**Provided data:**
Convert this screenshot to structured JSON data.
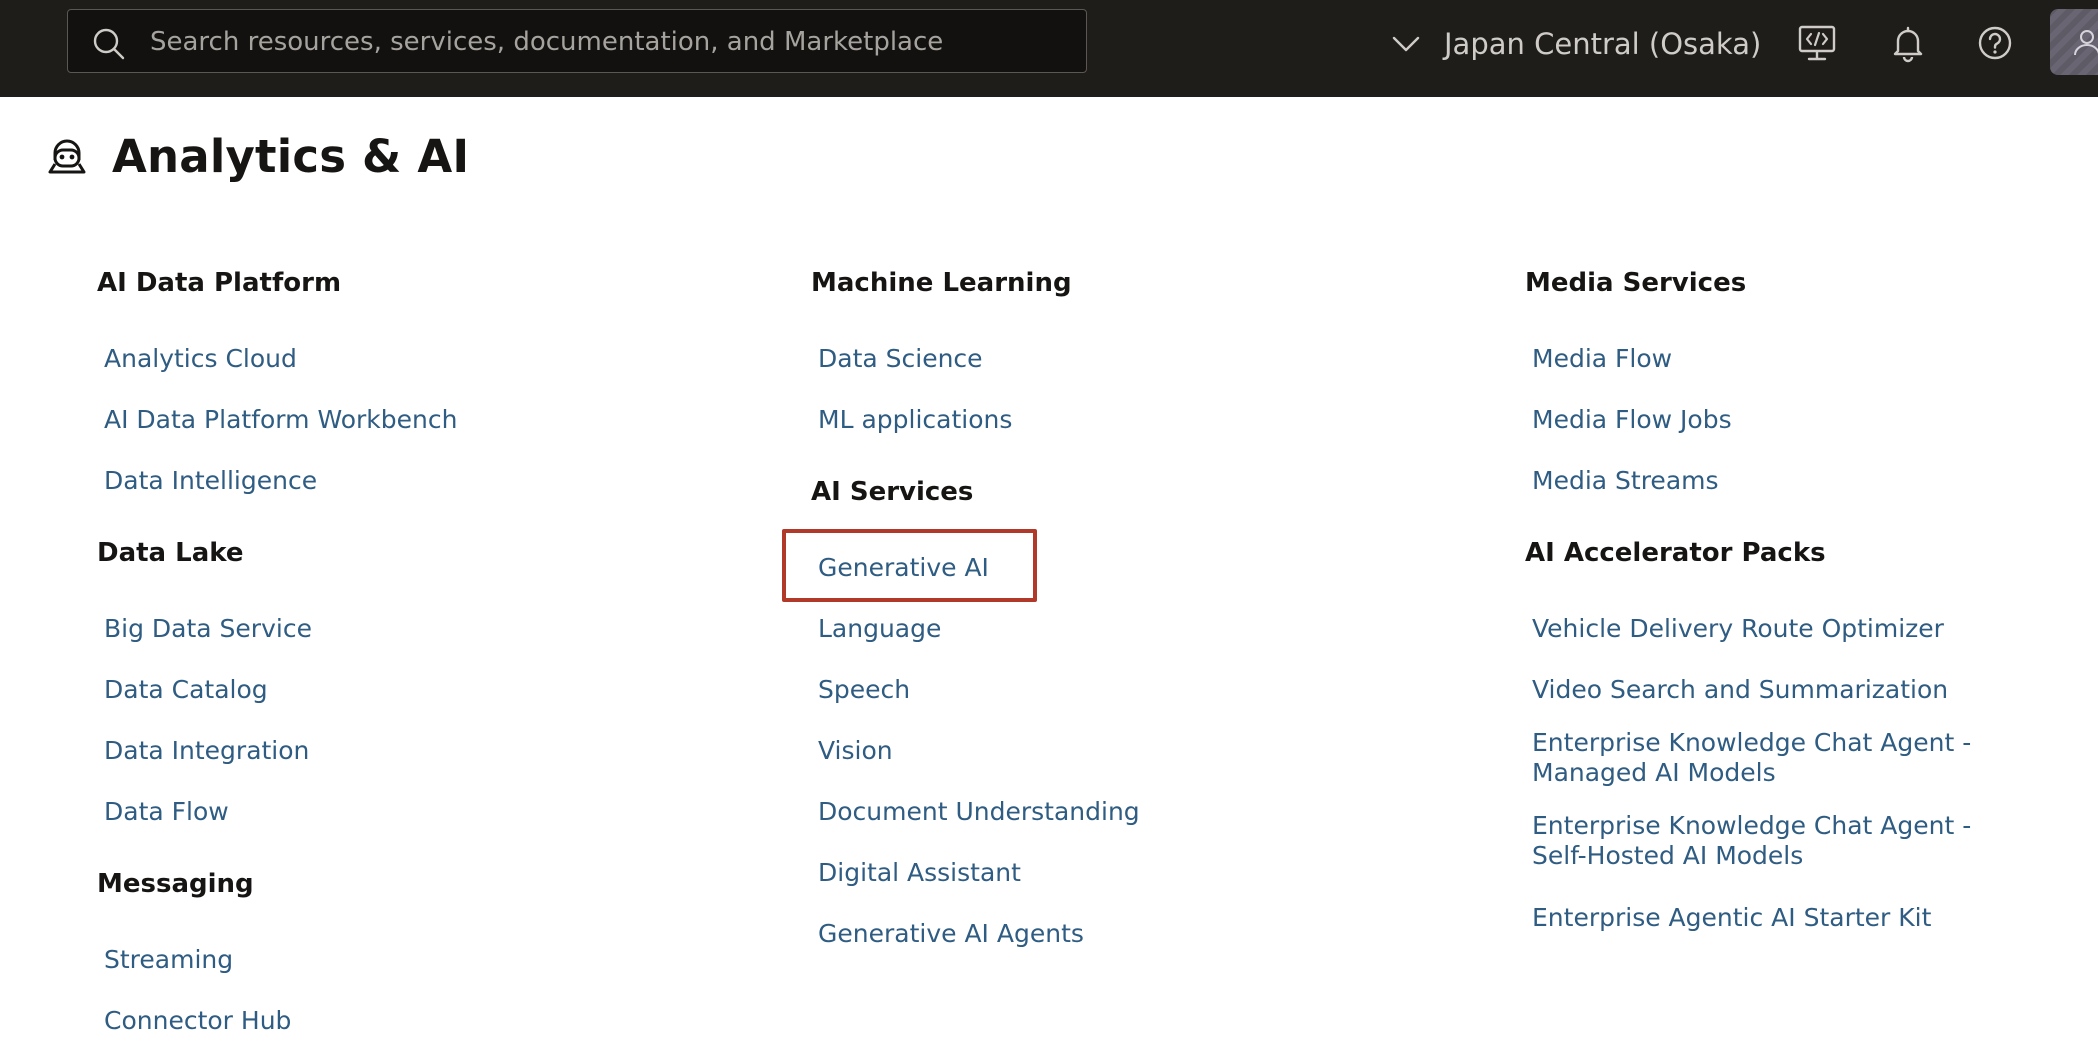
{
  "topbar": {
    "search_placeholder": "Search resources, services, documentation, and Marketplace",
    "region_label": "Japan Central (Osaka)"
  },
  "page": {
    "title": "Analytics & AI"
  },
  "columns": [
    {
      "groups": [
        {
          "heading": "AI Data Platform",
          "items": [
            "Analytics Cloud",
            "AI Data Platform Workbench",
            "Data Intelligence"
          ]
        },
        {
          "heading": "Data Lake",
          "items": [
            "Big Data Service",
            "Data Catalog",
            "Data Integration",
            "Data Flow"
          ]
        },
        {
          "heading": "Messaging",
          "items": [
            "Streaming",
            "Connector Hub"
          ]
        }
      ]
    },
    {
      "groups": [
        {
          "heading": "Machine Learning",
          "items": [
            "Data Science",
            "ML applications"
          ]
        },
        {
          "heading": "AI Services",
          "items": [
            "Generative AI",
            "Language",
            "Speech",
            "Vision",
            "Document Understanding",
            "Digital Assistant",
            "Generative AI Agents"
          ]
        }
      ]
    },
    {
      "groups": [
        {
          "heading": "Media Services",
          "items": [
            "Media Flow",
            "Media Flow Jobs",
            "Media Streams"
          ]
        },
        {
          "heading": "AI Accelerator Packs",
          "items": [
            "Vehicle Delivery Route Optimizer",
            "Video Search and Summarization",
            "Enterprise Knowledge Chat Agent - Managed AI Models",
            "Enterprise Knowledge Chat Agent - Self-Hosted AI Models",
            "Enterprise Agentic AI Starter Kit"
          ]
        }
      ]
    }
  ],
  "colors": {
    "topbar_bg": "#1f1d1a",
    "link": "#2f5c82",
    "highlight": "#b0392a"
  }
}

**Task objective:**
Sift through the entries and copy every line with "Chat".

**Response:**
            "Enterprise Knowledge Chat Agent - Managed AI Models",
            "Enterprise Knowledge Chat Agent - Self-Hosted AI Models",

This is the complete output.